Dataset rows
§
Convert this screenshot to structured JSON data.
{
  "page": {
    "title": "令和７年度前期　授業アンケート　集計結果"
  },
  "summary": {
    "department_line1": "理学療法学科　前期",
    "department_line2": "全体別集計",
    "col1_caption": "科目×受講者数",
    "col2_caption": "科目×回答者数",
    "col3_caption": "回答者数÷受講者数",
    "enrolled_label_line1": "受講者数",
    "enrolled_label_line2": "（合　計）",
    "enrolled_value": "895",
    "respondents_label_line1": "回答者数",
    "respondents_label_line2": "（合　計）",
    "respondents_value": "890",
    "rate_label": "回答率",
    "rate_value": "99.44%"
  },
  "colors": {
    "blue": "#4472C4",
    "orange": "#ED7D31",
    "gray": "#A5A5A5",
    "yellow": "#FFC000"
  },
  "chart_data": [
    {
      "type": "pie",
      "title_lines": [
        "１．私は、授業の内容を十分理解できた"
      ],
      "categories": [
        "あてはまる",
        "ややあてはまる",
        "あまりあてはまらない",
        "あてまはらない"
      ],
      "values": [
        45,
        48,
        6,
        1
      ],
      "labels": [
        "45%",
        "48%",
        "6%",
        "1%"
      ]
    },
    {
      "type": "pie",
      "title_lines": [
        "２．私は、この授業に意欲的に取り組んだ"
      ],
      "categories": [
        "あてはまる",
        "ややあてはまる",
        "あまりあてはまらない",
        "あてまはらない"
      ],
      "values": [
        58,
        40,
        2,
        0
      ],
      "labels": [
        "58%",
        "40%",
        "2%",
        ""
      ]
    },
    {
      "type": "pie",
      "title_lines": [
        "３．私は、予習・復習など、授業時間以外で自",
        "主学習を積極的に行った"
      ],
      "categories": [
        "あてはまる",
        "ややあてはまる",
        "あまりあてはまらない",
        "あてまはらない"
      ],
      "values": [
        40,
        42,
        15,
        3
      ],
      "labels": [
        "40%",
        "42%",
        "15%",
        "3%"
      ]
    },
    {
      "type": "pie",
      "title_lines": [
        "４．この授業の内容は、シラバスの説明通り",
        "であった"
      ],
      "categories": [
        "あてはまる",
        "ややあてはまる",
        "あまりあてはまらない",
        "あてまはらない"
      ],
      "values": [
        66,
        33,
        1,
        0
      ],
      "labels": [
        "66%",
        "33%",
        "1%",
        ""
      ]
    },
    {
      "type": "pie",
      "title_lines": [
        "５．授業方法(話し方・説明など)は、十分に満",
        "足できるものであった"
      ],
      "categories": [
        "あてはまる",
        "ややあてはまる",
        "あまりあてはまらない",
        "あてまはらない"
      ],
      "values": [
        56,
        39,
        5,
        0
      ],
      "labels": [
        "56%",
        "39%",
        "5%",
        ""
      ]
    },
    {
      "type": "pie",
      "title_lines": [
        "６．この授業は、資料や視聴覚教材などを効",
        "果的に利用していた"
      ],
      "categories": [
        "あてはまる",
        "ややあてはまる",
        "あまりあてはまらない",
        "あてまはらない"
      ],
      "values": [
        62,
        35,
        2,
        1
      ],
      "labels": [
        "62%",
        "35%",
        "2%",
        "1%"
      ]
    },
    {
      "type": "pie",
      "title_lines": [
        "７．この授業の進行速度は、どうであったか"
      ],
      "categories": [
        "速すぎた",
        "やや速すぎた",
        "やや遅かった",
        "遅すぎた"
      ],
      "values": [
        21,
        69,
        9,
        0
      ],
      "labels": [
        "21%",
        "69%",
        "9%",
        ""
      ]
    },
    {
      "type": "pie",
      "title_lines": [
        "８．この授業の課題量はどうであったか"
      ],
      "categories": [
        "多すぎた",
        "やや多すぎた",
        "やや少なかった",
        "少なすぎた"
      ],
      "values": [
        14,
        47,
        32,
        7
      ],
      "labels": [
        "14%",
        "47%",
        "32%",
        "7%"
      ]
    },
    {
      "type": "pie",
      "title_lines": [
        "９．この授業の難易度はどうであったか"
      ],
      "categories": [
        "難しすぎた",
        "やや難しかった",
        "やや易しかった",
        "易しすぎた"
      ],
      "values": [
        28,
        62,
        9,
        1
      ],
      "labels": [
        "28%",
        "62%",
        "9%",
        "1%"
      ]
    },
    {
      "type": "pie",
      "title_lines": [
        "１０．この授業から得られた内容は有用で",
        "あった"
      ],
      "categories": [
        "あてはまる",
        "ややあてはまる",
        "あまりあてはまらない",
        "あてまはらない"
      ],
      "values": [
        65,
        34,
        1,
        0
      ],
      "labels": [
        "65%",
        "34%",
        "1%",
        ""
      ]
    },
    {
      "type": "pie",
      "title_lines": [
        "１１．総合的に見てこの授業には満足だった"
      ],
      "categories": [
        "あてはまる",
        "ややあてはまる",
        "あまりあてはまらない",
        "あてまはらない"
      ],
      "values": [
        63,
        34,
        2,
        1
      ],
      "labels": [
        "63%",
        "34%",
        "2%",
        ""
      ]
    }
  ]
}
§
Written task: Would you copy out each line exactly as written?

Output of the exercise:
Convert this screenshot to structured JSON data.
{
  "page": {
    "title": "令和７年度前期　授業アンケート　集計結果"
  },
  "summary": {
    "department_line1": "理学療法学科　前期",
    "department_line2": "全体別集計",
    "col1_caption": "科目×受講者数",
    "col2_caption": "科目×回答者数",
    "col3_caption": "回答者数÷受講者数",
    "enrolled_label_line1": "受講者数",
    "enrolled_label_line2": "（合　計）",
    "enrolled_value": "895",
    "respondents_label_line1": "回答者数",
    "respondents_label_line2": "（合　計）",
    "respondents_value": "890",
    "rate_label": "回答率",
    "rate_value": "99.44%"
  },
  "colors": {
    "blue": "#4472C4",
    "orange": "#ED7D31",
    "gray": "#A5A5A5",
    "yellow": "#FFC000"
  },
  "chart_data": [
    {
      "type": "pie",
      "title_lines": [
        "１．私は、授業の内容を十分理解できた"
      ],
      "categories": [
        "あてはまる",
        "ややあてはまる",
        "あまりあてはまらない",
        "あてまはらない"
      ],
      "values": [
        45,
        48,
        6,
        1
      ],
      "labels": [
        "45%",
        "48%",
        "6%",
        "1%"
      ]
    },
    {
      "type": "pie",
      "title_lines": [
        "２．私は、この授業に意欲的に取り組んだ"
      ],
      "categories": [
        "あてはまる",
        "ややあてはまる",
        "あまりあてはまらない",
        "あてまはらない"
      ],
      "values": [
        58,
        40,
        2,
        0
      ],
      "labels": [
        "58%",
        "40%",
        "2%",
        ""
      ]
    },
    {
      "type": "pie",
      "title_lines": [
        "３．私は、予習・復習など、授業時間以外で自",
        "主学習を積極的に行った"
      ],
      "categories": [
        "あてはまる",
        "ややあてはまる",
        "あまりあてはまらない",
        "あてまはらない"
      ],
      "values": [
        40,
        42,
        15,
        3
      ],
      "labels": [
        "40%",
        "42%",
        "15%",
        "3%"
      ]
    },
    {
      "type": "pie",
      "title_lines": [
        "４．この授業の内容は、シラバスの説明通り",
        "であった"
      ],
      "categories": [
        "あてはまる",
        "ややあてはまる",
        "あまりあてはまらない",
        "あてまはらない"
      ],
      "values": [
        66,
        33,
        1,
        0
      ],
      "labels": [
        "66%",
        "33%",
        "1%",
        ""
      ]
    },
    {
      "type": "pie",
      "title_lines": [
        "５．授業方法(話し方・説明など)は、十分に満",
        "足できるものであった"
      ],
      "categories": [
        "あてはまる",
        "ややあてはまる",
        "あまりあてはまらない",
        "あてまはらない"
      ],
      "values": [
        56,
        39,
        5,
        0
      ],
      "labels": [
        "56%",
        "39%",
        "5%",
        ""
      ]
    },
    {
      "type": "pie",
      "title_lines": [
        "６．この授業は、資料や視聴覚教材などを効",
        "果的に利用していた"
      ],
      "categories": [
        "あてはまる",
        "ややあてはまる",
        "あまりあてはまらない",
        "あてまはらない"
      ],
      "values": [
        62,
        35,
        2,
        1
      ],
      "labels": [
        "62%",
        "35%",
        "2%",
        "1%"
      ]
    },
    {
      "type": "pie",
      "title_lines": [
        "７．この授業の進行速度は、どうであったか"
      ],
      "categories": [
        "速すぎた",
        "やや速すぎた",
        "やや遅かった",
        "遅すぎた"
      ],
      "values": [
        21,
        69,
        9,
        0
      ],
      "labels": [
        "21%",
        "69%",
        "9%",
        ""
      ]
    },
    {
      "type": "pie",
      "title_lines": [
        "８．この授業の課題量はどうであったか"
      ],
      "categories": [
        "多すぎた",
        "やや多すぎた",
        "やや少なかった",
        "少なすぎた"
      ],
      "values": [
        14,
        47,
        32,
        7
      ],
      "labels": [
        "14%",
        "47%",
        "32%",
        "7%"
      ]
    },
    {
      "type": "pie",
      "title_lines": [
        "９．この授業の難易度はどうであったか"
      ],
      "categories": [
        "難しすぎた",
        "やや難しかった",
        "やや易しかった",
        "易しすぎた"
      ],
      "values": [
        28,
        62,
        9,
        1
      ],
      "labels": [
        "28%",
        "62%",
        "9%",
        "1%"
      ]
    },
    {
      "type": "pie",
      "title_lines": [
        "１０．この授業から得られた内容は有用で",
        "あった"
      ],
      "categories": [
        "あてはまる",
        "ややあてはまる",
        "あまりあてはまらない",
        "あてまはらない"
      ],
      "values": [
        65,
        34,
        1,
        0
      ],
      "labels": [
        "65%",
        "34%",
        "1%",
        ""
      ]
    },
    {
      "type": "pie",
      "title_lines": [
        "１１．総合的に見てこの授業には満足だった"
      ],
      "categories": [
        "あてはまる",
        "ややあてはまる",
        "あまりあてはまらない",
        "あてまはらない"
      ],
      "values": [
        63,
        34,
        2,
        1
      ],
      "labels": [
        "63%",
        "34%",
        "2%",
        ""
      ]
    }
  ]
}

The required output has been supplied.